Collection entries:
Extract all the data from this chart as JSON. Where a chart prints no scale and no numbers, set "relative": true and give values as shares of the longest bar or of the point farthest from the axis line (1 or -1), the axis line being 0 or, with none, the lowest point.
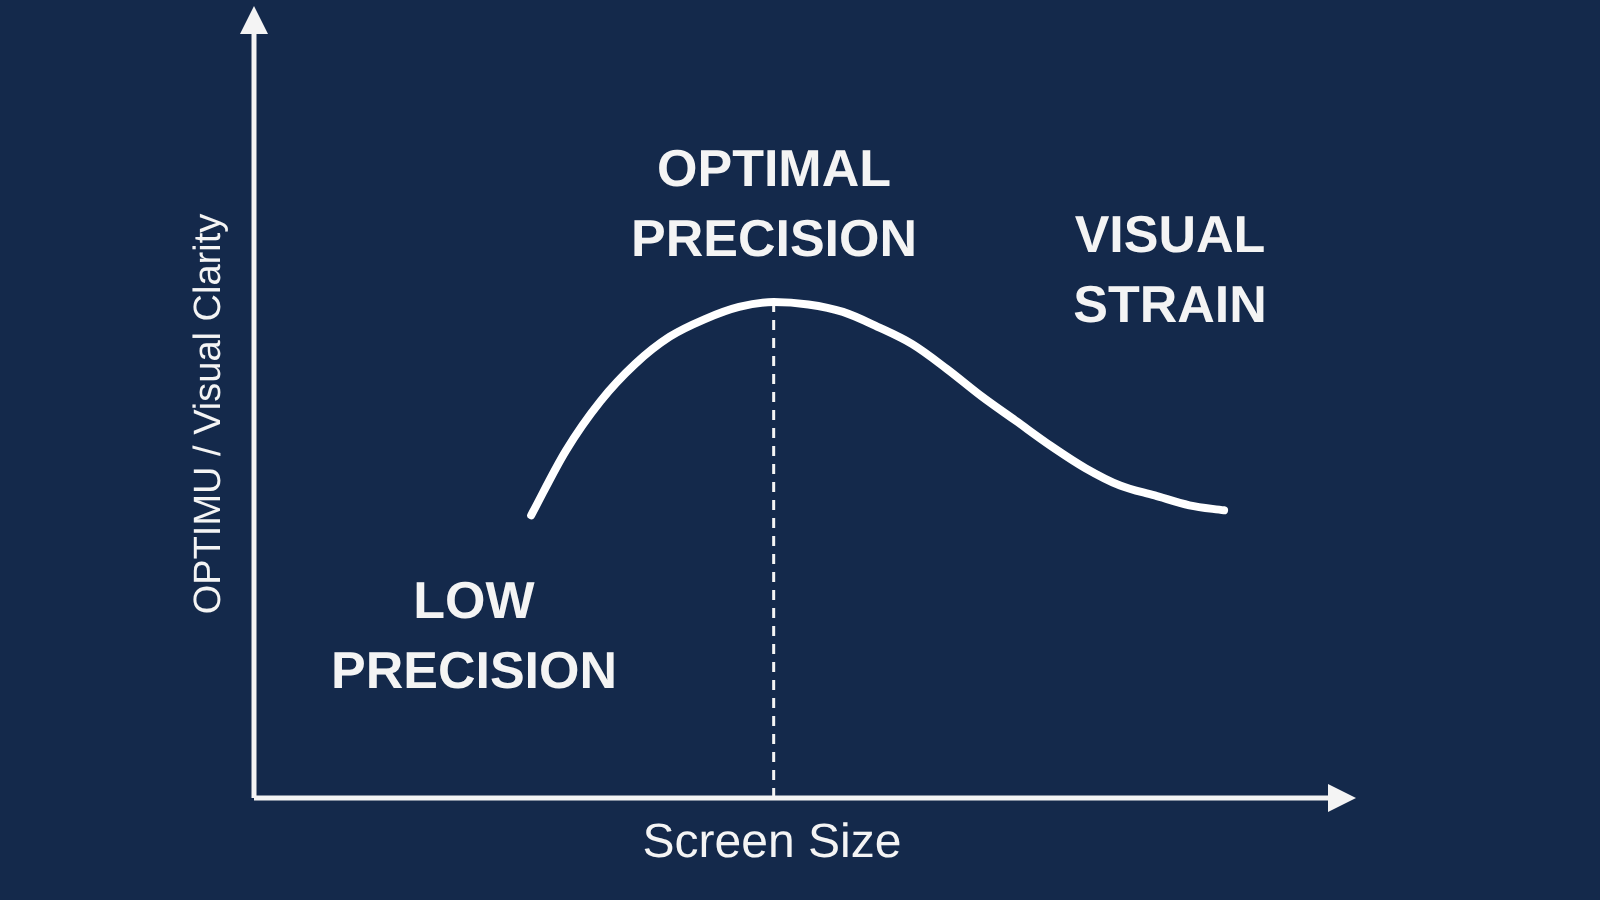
{
  "chart_data": {
    "type": "line",
    "xlabel": "Screen Size",
    "ylabel": "OPTIMU / Visual Clarity",
    "categories": [
      null,
      null,
      null,
      null,
      null,
      null,
      null,
      null,
      null,
      null,
      null,
      null,
      null,
      null,
      null,
      null,
      null,
      null,
      null,
      null,
      null,
      null,
      null,
      null,
      null,
      null,
      null,
      null,
      null,
      null,
      null,
      null
    ],
    "series": [
      {
        "color": "#ffffff",
        "values": [
          null,
          null,
          null,
          null,
          null,
          null,
          null,
          null,
          0.57,
          0.7,
          0.8,
          0.875,
          0.93,
          0.965,
          0.99,
          1,
          0.995,
          0.98,
          0.95,
          0.915,
          0.865,
          0.81,
          0.76,
          0.71,
          0.665,
          0.63,
          0.61,
          0.59,
          0.58,
          null,
          null,
          null
        ]
      }
    ],
    "relative": true,
    "marker": "none",
    "annotations": [
      "LOW PRECISION",
      "OPTIMAL PRECISION",
      "VISUAL STRAIN"
    ]
  }
}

→ **WRITTEN EXERCISE**: Leave out the pictures, and give all the records again exactly.

→ **OUTPUT**:
Extract all the data from this chart as JSON. Where a chart prints no scale and no numbers, set "relative": true and give values as shares of the longest bar or of the point farthest from the axis line (1 or -1), the axis line being 0 or, with none, the lowest point.
{
  "chart_data": {
    "type": "line",
    "xlabel": "Screen Size",
    "ylabel": "OPTIMU / Visual Clarity",
    "categories": [
      null,
      null,
      null,
      null,
      null,
      null,
      null,
      null,
      null,
      null,
      null,
      null,
      null,
      null,
      null,
      null,
      null,
      null,
      null,
      null,
      null,
      null,
      null,
      null,
      null,
      null,
      null,
      null,
      null,
      null,
      null,
      null
    ],
    "series": [
      {
        "color": "#ffffff",
        "values": [
          null,
          null,
          null,
          null,
          null,
          null,
          null,
          null,
          0.57,
          0.7,
          0.8,
          0.875,
          0.93,
          0.965,
          0.99,
          1,
          0.995,
          0.98,
          0.95,
          0.915,
          0.865,
          0.81,
          0.76,
          0.71,
          0.665,
          0.63,
          0.61,
          0.59,
          0.58,
          null,
          null,
          null
        ]
      }
    ],
    "relative": true,
    "marker": "none",
    "annotations": [
      "LOW PRECISION",
      "OPTIMAL PRECISION",
      "VISUAL STRAIN"
    ]
  }
}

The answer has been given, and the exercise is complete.